[Task instructions] Give the number of lines that include the word "Züttlingen", and nothing else.

[Records supplied]

============

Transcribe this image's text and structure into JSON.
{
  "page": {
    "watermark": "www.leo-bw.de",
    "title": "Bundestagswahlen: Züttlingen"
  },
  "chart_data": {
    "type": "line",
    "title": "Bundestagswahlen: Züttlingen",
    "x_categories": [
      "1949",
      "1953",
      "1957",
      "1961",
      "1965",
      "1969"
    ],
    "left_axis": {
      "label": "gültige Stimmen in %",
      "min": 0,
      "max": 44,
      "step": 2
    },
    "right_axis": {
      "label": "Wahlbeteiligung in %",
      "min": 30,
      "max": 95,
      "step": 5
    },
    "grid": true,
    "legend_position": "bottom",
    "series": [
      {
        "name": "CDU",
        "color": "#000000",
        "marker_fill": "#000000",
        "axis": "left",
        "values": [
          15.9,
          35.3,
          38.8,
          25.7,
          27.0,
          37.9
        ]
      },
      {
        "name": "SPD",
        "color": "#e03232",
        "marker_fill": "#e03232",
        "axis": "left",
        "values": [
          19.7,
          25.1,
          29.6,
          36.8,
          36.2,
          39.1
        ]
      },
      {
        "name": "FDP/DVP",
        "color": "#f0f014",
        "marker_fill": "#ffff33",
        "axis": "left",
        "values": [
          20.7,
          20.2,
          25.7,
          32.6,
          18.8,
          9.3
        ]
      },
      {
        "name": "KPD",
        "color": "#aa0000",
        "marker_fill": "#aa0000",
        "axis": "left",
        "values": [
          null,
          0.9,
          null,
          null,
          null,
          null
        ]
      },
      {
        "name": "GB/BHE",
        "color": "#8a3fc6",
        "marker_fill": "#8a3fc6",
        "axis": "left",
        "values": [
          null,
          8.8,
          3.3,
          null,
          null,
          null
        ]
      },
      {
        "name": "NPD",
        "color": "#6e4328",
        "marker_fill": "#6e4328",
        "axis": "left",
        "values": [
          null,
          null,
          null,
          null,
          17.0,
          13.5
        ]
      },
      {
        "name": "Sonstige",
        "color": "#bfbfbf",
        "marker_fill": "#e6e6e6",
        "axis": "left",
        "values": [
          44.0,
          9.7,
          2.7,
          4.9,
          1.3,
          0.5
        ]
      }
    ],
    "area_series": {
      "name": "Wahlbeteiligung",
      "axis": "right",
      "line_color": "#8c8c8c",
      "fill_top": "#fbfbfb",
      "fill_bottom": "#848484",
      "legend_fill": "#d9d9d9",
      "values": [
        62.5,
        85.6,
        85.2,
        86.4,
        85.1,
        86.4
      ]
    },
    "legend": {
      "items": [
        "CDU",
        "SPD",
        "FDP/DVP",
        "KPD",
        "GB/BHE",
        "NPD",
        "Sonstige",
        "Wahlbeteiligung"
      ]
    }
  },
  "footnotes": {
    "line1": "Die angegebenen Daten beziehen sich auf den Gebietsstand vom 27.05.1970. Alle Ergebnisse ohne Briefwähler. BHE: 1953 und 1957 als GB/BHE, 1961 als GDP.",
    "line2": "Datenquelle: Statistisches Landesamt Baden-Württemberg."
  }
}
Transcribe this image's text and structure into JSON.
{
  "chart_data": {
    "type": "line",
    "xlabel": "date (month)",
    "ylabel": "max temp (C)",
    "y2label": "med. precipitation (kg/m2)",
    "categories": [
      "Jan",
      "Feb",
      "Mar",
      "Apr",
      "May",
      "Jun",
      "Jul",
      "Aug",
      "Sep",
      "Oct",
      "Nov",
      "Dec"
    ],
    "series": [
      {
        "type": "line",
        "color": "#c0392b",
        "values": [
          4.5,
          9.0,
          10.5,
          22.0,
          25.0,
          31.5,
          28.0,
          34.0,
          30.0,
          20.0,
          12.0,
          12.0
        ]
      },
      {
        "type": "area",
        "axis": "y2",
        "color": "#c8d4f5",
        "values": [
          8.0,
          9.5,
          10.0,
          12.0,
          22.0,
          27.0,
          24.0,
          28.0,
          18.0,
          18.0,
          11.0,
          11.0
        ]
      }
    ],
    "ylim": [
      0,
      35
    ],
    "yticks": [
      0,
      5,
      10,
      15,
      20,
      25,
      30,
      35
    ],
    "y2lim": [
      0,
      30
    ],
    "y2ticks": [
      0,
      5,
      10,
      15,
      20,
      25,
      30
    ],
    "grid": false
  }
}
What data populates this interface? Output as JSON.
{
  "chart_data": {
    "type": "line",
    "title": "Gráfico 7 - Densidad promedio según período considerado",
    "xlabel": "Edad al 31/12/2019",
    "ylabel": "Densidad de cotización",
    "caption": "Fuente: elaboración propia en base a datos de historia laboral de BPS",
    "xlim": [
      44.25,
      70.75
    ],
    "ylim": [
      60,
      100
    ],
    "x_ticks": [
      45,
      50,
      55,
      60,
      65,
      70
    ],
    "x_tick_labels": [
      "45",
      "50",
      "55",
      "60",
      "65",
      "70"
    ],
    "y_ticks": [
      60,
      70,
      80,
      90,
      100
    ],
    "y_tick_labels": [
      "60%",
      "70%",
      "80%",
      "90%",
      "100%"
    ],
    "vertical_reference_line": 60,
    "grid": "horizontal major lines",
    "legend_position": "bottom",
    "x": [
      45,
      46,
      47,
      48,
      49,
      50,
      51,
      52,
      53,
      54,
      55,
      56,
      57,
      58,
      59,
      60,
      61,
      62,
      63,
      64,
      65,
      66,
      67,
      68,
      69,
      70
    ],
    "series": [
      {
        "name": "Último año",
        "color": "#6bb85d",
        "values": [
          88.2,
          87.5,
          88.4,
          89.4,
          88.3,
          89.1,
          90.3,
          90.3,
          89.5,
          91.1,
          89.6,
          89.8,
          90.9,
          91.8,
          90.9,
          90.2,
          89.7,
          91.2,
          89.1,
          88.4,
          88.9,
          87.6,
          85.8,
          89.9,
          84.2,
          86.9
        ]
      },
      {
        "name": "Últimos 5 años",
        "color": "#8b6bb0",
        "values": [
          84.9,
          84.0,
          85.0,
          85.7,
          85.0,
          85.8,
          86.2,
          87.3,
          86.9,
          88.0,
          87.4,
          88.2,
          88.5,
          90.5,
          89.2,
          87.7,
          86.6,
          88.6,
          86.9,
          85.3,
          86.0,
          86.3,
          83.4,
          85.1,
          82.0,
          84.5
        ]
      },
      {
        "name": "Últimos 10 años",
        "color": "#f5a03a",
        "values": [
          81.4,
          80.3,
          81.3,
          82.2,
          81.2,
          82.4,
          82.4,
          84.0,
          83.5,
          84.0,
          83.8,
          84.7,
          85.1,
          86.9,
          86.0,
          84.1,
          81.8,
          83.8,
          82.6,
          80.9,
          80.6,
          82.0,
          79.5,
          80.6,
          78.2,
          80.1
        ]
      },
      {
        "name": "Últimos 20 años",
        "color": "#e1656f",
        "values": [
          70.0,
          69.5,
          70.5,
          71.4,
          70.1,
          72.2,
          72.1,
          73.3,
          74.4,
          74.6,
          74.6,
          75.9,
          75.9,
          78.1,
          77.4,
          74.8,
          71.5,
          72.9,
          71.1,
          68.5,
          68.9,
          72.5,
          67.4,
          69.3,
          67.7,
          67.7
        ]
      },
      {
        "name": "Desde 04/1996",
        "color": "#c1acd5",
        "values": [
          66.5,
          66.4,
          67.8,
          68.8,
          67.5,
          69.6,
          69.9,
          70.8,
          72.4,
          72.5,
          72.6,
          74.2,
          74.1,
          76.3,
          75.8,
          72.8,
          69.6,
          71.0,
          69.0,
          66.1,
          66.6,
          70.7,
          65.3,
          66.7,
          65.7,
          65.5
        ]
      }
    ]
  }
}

============

[Expected answer] 2